### RECORDS FOR THE EXERCISE
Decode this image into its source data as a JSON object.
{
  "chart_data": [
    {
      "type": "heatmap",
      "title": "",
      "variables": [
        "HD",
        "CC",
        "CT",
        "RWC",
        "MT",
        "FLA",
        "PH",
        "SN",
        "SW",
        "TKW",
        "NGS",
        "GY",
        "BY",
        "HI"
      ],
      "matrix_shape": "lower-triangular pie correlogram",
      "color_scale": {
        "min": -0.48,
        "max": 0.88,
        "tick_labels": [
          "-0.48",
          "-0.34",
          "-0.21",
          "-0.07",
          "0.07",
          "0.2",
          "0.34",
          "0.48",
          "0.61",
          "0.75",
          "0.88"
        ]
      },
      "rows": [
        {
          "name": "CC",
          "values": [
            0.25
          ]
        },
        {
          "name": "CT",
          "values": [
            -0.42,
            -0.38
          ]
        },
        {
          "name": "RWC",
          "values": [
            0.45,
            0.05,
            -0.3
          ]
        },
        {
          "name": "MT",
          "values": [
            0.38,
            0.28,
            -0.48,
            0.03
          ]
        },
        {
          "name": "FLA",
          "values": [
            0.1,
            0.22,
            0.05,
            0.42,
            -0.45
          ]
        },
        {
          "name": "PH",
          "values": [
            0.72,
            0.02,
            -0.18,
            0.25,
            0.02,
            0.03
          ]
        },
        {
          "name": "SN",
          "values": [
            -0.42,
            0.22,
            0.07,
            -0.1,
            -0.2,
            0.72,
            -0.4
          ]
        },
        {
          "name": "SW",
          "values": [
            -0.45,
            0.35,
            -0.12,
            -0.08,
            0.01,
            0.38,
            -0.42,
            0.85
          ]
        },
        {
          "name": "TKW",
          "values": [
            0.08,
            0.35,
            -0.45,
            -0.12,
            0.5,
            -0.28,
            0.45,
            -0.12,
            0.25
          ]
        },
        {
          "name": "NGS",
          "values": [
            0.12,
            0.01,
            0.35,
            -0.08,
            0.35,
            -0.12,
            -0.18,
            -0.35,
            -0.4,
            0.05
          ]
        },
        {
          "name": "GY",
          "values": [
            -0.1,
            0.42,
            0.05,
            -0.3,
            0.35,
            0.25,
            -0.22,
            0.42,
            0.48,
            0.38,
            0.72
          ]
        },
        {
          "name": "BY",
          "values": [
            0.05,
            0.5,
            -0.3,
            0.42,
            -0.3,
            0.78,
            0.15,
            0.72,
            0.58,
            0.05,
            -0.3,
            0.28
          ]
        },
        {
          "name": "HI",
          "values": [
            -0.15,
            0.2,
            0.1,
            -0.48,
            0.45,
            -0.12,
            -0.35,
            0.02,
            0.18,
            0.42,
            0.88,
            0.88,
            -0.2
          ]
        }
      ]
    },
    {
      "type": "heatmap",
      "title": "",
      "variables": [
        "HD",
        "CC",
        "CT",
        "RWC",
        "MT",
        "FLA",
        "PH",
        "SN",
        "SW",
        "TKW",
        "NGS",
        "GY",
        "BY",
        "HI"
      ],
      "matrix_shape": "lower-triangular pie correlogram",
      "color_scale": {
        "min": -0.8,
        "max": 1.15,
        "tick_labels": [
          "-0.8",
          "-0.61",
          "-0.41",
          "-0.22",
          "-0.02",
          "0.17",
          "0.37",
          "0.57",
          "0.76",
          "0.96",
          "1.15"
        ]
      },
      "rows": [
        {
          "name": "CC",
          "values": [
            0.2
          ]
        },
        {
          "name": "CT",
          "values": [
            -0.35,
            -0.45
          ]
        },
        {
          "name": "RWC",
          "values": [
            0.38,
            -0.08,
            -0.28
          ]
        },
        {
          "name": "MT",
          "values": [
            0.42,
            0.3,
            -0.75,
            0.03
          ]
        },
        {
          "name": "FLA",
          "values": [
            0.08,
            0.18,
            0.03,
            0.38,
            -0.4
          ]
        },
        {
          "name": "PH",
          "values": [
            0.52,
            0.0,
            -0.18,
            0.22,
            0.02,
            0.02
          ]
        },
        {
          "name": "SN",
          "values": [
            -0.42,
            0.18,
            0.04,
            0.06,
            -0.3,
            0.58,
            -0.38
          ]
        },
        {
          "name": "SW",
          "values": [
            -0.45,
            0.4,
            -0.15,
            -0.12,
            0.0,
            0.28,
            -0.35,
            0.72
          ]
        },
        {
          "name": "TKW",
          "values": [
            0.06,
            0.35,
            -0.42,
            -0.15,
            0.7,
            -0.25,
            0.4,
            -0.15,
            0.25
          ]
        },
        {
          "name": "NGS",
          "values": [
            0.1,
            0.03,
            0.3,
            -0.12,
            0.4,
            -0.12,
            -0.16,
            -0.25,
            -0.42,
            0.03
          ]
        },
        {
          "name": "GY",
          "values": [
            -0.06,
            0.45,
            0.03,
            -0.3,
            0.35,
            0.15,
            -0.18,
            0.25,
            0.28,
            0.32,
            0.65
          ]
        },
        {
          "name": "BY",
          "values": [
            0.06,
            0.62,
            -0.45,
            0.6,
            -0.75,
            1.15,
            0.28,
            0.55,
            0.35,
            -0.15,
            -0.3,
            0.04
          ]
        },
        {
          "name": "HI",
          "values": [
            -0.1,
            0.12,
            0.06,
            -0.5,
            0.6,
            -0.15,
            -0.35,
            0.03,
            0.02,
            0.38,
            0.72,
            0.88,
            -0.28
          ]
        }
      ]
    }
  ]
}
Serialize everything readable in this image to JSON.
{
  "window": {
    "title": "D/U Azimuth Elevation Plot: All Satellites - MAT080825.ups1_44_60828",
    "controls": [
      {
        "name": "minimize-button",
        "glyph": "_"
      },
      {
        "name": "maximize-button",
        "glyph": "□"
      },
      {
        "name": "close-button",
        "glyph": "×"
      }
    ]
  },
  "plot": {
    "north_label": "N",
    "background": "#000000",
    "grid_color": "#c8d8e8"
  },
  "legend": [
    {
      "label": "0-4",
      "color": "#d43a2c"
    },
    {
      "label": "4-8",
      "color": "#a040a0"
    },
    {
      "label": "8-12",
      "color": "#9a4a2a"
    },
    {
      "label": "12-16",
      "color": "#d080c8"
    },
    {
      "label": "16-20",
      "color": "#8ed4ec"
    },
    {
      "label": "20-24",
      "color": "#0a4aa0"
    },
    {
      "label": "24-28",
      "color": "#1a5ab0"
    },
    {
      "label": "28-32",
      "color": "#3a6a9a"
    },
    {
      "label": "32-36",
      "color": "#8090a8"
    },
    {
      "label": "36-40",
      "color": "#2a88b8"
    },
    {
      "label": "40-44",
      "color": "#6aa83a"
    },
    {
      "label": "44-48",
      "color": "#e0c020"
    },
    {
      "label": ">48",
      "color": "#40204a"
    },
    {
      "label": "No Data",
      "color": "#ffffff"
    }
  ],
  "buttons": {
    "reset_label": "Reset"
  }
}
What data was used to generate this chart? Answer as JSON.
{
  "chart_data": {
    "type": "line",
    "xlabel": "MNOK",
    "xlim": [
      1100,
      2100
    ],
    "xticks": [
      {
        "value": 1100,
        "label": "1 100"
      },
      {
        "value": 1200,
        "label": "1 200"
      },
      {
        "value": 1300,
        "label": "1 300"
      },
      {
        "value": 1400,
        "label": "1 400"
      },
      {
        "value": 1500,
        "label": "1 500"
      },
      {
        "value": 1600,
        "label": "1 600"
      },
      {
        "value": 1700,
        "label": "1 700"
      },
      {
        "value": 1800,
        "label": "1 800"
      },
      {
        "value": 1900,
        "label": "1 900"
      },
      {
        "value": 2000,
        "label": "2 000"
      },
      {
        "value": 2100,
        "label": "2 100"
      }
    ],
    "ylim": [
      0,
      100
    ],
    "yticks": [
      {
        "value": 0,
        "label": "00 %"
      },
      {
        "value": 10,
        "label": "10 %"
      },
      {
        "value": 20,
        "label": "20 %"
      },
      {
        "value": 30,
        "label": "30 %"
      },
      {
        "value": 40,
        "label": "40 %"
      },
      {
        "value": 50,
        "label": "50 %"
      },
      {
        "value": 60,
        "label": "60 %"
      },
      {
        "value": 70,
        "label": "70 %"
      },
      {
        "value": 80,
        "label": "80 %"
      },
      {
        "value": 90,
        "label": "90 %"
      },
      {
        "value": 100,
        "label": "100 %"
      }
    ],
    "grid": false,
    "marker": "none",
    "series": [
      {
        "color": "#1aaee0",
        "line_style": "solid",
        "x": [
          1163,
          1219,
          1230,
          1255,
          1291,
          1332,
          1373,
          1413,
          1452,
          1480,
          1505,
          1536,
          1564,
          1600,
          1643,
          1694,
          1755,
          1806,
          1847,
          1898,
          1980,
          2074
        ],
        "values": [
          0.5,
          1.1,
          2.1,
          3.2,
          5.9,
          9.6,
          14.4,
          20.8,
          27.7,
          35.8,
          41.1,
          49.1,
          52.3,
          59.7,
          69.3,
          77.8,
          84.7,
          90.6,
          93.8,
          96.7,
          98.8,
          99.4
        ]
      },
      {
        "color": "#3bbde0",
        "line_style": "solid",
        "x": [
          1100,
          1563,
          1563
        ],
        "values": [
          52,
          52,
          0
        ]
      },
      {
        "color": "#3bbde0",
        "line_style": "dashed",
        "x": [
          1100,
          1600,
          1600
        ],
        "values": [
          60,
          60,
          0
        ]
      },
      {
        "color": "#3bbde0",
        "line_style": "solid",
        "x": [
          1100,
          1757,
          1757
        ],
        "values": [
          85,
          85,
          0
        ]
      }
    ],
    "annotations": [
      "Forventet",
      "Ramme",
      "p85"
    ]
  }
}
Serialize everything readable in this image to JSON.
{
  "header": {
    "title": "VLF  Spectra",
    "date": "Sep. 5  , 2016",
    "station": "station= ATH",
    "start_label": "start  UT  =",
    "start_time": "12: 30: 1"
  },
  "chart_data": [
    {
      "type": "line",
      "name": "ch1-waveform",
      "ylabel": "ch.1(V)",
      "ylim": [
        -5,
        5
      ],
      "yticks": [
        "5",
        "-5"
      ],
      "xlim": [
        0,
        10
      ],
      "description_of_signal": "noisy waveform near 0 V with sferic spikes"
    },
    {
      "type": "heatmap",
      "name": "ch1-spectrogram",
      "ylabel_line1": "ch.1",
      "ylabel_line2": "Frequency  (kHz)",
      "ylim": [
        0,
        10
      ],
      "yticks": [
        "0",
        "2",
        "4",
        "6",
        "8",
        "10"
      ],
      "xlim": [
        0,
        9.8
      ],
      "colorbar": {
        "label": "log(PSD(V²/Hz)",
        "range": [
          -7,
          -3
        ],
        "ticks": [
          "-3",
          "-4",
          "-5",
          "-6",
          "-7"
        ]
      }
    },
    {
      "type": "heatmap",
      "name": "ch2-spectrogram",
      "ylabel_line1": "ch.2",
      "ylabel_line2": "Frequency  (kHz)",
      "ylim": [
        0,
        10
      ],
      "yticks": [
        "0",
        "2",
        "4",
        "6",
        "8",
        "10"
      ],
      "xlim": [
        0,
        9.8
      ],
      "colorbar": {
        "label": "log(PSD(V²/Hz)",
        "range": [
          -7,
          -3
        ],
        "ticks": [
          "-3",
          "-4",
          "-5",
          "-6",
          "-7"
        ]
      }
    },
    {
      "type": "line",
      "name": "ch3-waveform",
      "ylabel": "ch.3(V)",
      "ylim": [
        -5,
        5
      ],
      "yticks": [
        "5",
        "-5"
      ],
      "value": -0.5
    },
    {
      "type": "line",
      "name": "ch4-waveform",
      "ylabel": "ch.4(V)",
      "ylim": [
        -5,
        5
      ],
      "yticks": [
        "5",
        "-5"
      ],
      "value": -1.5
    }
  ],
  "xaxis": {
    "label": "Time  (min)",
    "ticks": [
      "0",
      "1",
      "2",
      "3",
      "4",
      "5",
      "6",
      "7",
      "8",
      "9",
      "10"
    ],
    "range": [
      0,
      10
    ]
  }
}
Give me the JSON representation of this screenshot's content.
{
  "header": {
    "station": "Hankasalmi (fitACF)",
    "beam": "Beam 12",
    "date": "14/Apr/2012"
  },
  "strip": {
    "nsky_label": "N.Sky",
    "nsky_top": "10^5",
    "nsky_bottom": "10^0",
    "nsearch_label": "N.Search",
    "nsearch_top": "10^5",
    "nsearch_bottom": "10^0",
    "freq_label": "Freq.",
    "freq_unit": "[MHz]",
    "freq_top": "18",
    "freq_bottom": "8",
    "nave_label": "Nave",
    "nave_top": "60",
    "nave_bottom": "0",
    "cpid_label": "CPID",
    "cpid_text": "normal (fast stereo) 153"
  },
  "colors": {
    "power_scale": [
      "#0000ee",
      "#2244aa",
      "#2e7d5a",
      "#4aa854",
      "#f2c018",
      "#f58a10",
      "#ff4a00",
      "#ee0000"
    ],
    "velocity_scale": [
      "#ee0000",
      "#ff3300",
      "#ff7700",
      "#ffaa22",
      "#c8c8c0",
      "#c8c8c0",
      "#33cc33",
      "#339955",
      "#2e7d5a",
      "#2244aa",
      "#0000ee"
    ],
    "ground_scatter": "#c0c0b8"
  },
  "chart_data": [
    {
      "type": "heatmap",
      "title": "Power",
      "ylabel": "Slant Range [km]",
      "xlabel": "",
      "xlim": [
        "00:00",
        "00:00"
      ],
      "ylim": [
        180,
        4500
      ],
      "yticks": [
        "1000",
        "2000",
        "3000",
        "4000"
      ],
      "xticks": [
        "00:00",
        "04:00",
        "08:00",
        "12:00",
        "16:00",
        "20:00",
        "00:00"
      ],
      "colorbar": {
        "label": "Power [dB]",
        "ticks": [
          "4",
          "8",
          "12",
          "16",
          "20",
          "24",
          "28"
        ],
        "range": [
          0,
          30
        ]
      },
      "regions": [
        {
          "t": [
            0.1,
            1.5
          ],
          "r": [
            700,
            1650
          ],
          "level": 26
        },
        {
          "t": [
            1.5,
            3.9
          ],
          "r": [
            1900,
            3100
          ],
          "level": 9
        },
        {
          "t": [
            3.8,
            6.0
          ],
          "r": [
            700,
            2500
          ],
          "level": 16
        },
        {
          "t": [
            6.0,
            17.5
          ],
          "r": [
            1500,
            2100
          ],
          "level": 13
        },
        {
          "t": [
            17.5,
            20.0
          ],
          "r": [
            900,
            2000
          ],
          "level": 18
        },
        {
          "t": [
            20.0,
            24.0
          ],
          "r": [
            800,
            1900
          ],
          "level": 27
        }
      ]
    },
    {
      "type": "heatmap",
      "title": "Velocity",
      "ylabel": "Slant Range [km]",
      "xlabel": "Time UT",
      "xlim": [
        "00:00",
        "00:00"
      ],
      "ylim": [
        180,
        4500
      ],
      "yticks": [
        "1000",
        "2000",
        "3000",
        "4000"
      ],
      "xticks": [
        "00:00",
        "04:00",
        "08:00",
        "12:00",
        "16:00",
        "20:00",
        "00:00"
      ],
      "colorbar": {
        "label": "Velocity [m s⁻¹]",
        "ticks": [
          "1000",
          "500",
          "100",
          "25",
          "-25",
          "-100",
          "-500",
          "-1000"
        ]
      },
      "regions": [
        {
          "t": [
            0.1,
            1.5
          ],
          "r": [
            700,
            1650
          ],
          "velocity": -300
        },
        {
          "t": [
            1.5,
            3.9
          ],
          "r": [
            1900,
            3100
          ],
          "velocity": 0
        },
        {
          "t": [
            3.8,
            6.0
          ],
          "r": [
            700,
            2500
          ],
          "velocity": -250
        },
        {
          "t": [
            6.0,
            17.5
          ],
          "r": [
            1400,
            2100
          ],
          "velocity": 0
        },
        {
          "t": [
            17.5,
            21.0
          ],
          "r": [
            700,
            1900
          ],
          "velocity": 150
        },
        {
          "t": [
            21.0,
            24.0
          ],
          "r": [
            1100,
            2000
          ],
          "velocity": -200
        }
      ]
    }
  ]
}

### TASK BRIEF
Pull every line containing "spectrogram" out of the records.

### THE REPLY
      "name": "ch1-spectrogram",
      "name": "ch2-spectrogram",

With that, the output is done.